Stored records
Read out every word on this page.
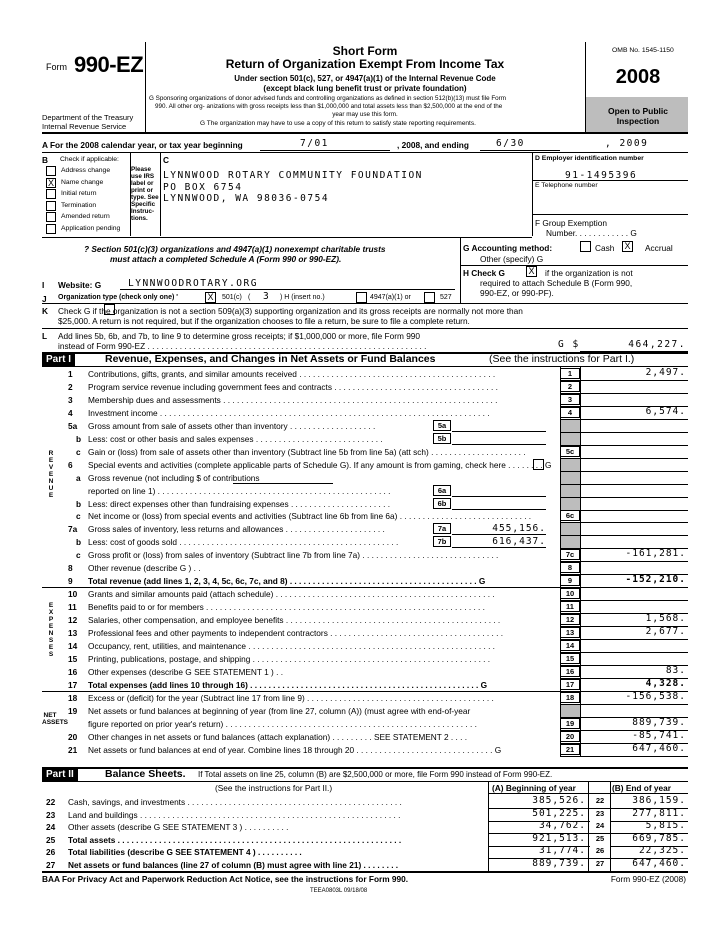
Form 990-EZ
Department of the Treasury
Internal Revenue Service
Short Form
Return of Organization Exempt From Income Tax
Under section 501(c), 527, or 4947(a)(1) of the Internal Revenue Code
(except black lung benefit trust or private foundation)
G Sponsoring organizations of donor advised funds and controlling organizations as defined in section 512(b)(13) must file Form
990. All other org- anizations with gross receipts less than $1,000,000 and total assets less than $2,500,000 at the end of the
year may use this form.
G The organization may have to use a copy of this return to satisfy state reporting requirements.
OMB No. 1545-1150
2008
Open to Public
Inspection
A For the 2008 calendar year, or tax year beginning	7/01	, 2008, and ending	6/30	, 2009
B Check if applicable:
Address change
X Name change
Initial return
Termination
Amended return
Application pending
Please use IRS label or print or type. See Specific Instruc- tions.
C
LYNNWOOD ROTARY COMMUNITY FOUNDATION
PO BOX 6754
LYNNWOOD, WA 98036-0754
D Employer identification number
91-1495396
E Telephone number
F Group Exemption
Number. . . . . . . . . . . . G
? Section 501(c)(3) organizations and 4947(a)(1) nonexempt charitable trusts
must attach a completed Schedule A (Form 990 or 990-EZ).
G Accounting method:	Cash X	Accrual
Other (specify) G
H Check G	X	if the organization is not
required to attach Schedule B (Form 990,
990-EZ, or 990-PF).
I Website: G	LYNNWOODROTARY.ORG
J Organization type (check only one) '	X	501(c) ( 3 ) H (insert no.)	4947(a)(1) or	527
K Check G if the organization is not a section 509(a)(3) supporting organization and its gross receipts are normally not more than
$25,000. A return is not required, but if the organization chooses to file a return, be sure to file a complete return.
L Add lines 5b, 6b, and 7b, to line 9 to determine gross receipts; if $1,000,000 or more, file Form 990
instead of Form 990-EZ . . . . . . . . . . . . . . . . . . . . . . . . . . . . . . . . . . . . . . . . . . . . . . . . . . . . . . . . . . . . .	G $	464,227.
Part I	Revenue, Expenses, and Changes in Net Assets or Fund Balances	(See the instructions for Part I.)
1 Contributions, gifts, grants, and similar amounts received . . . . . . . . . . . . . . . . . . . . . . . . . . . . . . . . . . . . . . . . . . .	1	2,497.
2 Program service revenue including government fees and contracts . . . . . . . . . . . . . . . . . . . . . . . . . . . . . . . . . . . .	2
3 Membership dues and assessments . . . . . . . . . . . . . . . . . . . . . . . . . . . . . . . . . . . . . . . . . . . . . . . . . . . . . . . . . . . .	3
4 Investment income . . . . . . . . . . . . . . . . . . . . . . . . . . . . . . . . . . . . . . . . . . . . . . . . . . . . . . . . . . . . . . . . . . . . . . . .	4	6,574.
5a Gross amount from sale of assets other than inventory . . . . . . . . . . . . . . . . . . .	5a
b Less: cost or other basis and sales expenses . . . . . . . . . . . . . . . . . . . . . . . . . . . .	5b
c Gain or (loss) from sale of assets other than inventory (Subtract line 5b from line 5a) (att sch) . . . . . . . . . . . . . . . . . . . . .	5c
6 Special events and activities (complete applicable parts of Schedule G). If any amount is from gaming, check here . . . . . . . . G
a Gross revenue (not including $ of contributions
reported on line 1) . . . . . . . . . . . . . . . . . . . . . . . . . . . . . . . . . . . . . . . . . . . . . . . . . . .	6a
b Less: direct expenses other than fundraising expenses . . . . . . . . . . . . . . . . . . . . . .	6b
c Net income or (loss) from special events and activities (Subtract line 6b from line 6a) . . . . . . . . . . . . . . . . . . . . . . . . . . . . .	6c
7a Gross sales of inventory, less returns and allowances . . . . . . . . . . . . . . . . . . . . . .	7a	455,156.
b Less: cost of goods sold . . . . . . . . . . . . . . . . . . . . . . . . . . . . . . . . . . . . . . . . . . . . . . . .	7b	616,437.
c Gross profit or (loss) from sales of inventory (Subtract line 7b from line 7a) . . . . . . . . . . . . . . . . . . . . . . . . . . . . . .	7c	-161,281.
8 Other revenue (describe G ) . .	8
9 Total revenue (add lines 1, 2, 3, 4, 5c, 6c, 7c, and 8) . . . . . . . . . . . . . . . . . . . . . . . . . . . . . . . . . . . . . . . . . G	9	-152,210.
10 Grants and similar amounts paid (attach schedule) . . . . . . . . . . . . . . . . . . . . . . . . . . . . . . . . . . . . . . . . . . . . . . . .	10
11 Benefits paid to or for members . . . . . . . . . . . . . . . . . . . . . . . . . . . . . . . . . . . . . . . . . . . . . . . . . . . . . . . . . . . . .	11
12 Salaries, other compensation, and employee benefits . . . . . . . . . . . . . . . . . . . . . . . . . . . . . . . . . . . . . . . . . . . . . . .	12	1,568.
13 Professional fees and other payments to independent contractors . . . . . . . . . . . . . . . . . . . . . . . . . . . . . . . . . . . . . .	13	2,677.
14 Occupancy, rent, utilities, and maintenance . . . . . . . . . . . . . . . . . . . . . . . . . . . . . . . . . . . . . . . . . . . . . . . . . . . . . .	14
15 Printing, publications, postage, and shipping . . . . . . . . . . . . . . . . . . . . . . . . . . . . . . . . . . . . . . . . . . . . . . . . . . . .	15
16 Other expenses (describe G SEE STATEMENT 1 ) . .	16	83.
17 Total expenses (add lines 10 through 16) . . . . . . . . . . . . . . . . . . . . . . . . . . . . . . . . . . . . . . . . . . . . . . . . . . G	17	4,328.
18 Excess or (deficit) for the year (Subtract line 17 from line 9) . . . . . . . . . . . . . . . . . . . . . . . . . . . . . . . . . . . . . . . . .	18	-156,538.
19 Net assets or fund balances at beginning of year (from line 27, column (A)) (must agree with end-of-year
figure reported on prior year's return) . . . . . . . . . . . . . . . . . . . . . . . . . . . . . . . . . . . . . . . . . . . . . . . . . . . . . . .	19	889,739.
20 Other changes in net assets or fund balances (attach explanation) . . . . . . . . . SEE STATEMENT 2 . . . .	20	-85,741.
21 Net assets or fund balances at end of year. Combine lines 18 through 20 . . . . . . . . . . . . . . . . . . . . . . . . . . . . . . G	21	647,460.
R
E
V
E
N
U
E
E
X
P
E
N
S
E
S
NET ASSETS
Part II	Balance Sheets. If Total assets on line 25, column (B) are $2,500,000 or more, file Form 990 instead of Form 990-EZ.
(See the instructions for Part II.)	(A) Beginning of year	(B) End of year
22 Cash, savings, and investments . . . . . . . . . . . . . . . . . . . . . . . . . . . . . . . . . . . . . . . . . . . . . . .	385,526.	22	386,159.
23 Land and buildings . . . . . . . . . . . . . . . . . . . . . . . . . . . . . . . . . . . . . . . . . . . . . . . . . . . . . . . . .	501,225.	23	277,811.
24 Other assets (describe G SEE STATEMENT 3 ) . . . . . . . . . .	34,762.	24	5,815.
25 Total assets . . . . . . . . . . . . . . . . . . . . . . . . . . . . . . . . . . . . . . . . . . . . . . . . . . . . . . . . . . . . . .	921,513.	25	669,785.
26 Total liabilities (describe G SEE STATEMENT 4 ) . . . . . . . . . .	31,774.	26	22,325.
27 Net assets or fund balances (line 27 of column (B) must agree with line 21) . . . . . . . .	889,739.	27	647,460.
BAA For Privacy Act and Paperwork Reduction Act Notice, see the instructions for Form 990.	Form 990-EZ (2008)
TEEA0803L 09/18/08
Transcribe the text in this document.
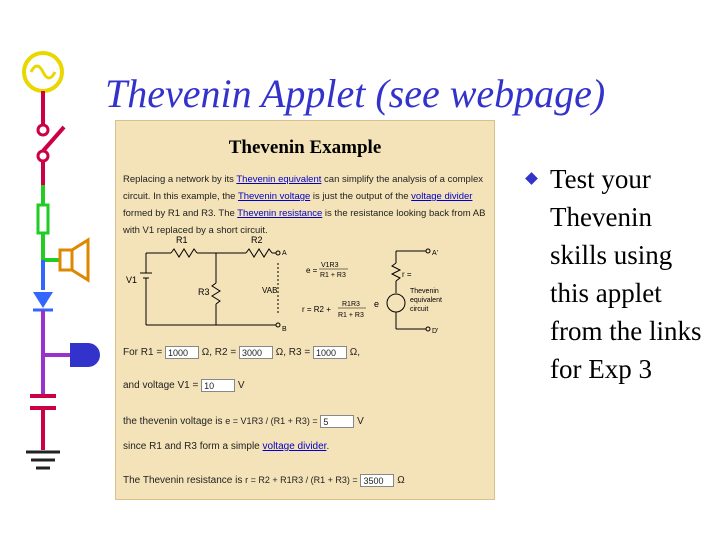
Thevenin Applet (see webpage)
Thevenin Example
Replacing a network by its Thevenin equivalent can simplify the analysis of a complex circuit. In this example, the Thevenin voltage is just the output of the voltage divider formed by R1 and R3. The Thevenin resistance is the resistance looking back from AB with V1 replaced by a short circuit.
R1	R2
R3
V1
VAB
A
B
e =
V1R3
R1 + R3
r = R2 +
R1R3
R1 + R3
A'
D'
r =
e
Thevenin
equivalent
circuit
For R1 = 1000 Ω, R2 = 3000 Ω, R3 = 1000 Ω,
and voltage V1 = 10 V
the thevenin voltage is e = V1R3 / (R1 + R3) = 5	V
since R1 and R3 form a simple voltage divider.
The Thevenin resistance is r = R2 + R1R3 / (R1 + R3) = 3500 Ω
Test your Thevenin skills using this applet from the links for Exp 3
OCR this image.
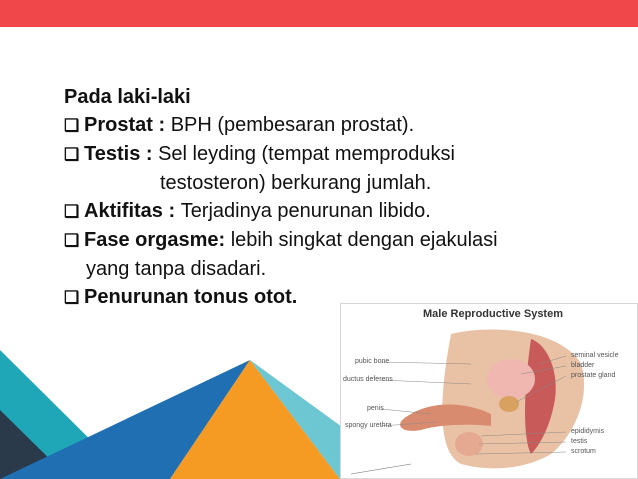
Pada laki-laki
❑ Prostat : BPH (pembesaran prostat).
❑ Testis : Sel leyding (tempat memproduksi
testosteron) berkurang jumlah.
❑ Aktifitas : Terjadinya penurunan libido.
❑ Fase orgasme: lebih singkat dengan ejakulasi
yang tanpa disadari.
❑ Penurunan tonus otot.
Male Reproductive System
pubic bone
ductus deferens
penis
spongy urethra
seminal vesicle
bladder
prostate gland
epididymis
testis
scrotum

*Problem to work on:* Print exactly the span of lines that begins with the line containing "OCR this image." and ends with the last line of the listing, with no pictures.

*Completed exercise:*
OCR this image.
Pada laki-laki
❑ Prostat : BPH (pembesaran prostat).
❑ Testis : Sel leyding (tempat memproduksi
testosteron) berkurang jumlah.
❑ Aktifitas : Terjadinya penurunan libido.
❑ Fase orgasme: lebih singkat dengan ejakulasi
yang tanpa disadari.
❑ Penurunan tonus otot.
Male Reproductive System
pubic bone
ductus deferens
penis
spongy urethra
seminal vesicle
bladder
prostate gland
epididymis
testis
scrotum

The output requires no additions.